> **Exercise description**:
In the entries below, how many lines hold the string "ECTkeyboard"? Give only the number.
======== Stored records
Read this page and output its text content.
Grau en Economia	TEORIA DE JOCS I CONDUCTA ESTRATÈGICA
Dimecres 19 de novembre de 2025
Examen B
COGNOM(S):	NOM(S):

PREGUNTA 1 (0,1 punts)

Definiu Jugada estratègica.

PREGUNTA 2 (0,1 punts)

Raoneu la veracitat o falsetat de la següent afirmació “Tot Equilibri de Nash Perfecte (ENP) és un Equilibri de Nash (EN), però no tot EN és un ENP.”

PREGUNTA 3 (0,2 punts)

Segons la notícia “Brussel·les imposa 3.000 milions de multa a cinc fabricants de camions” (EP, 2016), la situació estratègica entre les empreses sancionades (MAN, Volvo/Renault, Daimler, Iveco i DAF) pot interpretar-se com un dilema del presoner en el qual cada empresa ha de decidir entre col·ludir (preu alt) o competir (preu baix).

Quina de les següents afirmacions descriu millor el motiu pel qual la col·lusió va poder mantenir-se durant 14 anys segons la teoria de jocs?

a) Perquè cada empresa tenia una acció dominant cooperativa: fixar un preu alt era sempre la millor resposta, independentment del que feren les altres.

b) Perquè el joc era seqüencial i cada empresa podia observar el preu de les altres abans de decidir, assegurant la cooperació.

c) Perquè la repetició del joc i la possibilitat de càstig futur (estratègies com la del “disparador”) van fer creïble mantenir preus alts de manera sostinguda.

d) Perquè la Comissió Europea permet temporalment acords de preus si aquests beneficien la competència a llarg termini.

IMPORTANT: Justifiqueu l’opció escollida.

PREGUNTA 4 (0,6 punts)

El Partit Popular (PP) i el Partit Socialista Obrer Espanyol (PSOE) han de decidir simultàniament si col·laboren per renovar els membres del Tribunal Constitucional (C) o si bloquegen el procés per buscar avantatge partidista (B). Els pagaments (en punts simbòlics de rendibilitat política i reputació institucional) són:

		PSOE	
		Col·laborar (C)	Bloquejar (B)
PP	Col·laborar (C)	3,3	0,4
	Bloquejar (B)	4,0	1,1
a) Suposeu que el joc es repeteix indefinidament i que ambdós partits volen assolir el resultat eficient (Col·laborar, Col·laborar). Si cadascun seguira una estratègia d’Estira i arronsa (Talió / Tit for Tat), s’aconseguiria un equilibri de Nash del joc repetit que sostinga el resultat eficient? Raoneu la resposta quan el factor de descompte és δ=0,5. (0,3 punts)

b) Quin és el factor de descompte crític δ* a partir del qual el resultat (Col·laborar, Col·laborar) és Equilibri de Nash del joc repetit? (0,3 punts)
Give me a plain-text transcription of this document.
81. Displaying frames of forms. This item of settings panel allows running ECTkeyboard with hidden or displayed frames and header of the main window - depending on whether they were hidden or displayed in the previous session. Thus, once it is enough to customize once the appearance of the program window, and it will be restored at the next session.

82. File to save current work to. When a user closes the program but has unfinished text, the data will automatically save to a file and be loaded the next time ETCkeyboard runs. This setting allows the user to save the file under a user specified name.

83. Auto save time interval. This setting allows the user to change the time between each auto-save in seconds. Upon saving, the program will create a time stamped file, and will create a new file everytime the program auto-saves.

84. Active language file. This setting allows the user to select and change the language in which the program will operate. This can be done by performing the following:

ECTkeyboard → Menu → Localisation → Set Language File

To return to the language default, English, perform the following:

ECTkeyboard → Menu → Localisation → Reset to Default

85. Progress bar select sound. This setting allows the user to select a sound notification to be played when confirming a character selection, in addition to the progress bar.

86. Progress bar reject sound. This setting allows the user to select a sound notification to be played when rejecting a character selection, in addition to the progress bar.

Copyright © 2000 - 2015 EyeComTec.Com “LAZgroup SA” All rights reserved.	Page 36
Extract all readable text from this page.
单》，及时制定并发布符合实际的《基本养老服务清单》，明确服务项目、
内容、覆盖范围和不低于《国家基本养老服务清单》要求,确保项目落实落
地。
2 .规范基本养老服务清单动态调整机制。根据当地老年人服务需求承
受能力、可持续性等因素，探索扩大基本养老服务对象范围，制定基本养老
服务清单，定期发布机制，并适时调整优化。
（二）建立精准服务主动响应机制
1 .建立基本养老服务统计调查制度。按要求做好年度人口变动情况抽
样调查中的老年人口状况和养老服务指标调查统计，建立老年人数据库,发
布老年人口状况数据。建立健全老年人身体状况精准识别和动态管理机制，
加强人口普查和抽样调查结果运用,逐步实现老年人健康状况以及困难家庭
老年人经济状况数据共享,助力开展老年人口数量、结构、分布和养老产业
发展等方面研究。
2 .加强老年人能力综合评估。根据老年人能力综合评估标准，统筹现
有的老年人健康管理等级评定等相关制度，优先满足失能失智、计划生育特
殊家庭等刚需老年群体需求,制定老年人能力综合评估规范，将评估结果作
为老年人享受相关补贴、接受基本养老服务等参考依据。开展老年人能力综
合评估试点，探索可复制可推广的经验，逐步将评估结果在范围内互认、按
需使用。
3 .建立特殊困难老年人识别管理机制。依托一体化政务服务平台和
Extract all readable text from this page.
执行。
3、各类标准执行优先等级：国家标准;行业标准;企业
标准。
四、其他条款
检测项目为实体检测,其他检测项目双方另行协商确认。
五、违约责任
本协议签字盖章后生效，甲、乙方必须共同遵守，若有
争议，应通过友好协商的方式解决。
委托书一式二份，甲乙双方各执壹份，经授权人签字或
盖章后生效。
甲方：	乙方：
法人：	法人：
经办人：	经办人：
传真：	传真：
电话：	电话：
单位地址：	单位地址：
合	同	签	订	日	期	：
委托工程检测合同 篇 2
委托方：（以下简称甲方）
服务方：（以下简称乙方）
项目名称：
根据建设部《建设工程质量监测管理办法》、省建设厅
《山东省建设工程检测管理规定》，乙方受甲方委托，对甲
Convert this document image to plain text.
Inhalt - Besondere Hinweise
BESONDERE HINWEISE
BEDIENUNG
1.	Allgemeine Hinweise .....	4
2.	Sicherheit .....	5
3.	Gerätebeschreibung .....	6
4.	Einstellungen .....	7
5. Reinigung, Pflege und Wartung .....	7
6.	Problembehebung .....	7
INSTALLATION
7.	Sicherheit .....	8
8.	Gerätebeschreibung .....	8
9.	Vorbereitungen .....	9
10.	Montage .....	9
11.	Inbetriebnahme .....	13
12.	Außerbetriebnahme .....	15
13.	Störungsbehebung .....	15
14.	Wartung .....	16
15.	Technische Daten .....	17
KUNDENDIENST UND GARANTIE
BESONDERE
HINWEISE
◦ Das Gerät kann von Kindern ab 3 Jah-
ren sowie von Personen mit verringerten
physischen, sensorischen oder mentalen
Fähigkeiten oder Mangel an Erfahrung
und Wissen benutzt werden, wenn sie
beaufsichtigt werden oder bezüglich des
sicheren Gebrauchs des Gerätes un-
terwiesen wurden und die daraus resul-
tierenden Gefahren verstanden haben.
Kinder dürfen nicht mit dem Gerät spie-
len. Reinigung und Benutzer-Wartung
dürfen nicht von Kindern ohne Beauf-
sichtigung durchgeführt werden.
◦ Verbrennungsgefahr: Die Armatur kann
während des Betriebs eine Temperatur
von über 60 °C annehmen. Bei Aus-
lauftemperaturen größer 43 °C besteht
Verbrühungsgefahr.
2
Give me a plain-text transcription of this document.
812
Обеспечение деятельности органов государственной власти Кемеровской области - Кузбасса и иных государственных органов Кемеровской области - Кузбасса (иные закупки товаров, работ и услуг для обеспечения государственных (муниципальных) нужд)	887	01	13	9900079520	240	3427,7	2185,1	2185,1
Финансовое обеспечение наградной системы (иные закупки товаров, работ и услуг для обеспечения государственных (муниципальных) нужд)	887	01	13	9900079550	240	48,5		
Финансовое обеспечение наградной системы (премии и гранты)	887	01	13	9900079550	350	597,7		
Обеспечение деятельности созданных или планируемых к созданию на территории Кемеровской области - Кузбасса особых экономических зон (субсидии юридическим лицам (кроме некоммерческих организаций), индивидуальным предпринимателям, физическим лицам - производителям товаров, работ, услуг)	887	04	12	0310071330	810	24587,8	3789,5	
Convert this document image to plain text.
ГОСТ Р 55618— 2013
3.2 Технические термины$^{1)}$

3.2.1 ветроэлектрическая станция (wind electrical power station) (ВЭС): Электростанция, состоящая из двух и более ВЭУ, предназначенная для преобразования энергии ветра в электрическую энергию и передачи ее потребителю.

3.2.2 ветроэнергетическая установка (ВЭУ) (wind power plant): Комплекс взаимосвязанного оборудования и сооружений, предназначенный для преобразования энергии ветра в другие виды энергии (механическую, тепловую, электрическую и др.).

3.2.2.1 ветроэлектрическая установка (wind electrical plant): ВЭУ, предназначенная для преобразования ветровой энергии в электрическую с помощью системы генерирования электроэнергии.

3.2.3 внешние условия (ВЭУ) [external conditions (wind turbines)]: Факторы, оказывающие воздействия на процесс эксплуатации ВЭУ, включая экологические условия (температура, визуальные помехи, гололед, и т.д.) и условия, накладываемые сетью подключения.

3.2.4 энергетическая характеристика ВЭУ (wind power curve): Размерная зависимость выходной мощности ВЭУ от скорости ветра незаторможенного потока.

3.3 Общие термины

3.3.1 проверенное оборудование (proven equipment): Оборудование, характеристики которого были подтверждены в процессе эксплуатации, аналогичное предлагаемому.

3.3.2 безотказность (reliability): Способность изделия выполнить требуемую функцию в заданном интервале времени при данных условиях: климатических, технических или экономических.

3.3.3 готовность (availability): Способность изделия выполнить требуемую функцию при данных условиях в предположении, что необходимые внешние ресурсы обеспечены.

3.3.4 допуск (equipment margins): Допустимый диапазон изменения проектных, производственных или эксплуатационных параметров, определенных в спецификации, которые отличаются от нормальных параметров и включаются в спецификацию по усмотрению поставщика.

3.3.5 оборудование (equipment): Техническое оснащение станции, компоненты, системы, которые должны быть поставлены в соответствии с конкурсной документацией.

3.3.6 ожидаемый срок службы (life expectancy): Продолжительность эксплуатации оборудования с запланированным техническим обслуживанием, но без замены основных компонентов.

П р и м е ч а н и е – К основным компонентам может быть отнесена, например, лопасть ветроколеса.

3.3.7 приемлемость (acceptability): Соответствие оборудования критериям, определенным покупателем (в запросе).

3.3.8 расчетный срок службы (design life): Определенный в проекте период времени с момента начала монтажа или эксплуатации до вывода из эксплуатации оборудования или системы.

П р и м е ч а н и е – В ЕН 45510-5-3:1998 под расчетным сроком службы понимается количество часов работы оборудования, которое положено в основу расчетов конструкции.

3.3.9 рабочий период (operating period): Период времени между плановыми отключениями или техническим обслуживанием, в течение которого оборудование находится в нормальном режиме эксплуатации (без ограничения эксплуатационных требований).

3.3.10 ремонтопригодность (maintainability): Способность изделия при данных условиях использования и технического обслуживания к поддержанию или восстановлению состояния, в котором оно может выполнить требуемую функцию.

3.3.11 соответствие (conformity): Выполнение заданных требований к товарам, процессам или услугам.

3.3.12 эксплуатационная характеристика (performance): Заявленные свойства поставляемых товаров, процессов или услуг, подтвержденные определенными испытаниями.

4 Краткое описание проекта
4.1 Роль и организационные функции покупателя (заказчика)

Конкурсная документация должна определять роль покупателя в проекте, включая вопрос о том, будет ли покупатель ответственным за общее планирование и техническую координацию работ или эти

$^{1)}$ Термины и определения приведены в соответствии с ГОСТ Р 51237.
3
================
> **Answer for this exercise**:
3